The problem:
Your task is to repeat all of the material exactly.

Excerpted records:
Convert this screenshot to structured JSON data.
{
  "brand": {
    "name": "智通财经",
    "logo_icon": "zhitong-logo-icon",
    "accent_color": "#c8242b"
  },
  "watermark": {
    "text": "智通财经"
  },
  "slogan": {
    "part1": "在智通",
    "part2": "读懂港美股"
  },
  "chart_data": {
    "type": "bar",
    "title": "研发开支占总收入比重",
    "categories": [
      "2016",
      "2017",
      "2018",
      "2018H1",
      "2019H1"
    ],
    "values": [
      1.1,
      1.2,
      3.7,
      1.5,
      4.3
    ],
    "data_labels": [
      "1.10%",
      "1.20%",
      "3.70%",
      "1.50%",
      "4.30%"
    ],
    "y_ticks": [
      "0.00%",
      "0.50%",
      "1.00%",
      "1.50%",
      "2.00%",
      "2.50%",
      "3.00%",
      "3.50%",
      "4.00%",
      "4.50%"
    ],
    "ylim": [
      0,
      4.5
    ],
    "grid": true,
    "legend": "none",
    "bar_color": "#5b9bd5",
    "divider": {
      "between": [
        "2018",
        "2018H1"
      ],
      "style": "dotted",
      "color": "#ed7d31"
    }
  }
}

Output for this task:
Convert this screenshot to structured JSON data.
{
  "brand": {
    "name": "智通财经",
    "logo_icon": "zhitong-logo-icon",
    "accent_color": "#c8242b"
  },
  "watermark": {
    "text": "智通财经"
  },
  "slogan": {
    "part1": "在智通",
    "part2": "读懂港美股"
  },
  "chart_data": {
    "type": "bar",
    "title": "研发开支占总收入比重",
    "categories": [
      "2016",
      "2017",
      "2018",
      "2018H1",
      "2019H1"
    ],
    "values": [
      1.1,
      1.2,
      3.7,
      1.5,
      4.3
    ],
    "data_labels": [
      "1.10%",
      "1.20%",
      "3.70%",
      "1.50%",
      "4.30%"
    ],
    "y_ticks": [
      "0.00%",
      "0.50%",
      "1.00%",
      "1.50%",
      "2.00%",
      "2.50%",
      "3.00%",
      "3.50%",
      "4.00%",
      "4.50%"
    ],
    "ylim": [
      0,
      4.5
    ],
    "grid": true,
    "legend": "none",
    "bar_color": "#5b9bd5",
    "divider": {
      "between": [
        "2018",
        "2018H1"
      ],
      "style": "dotted",
      "color": "#ed7d31"
    }
  }
}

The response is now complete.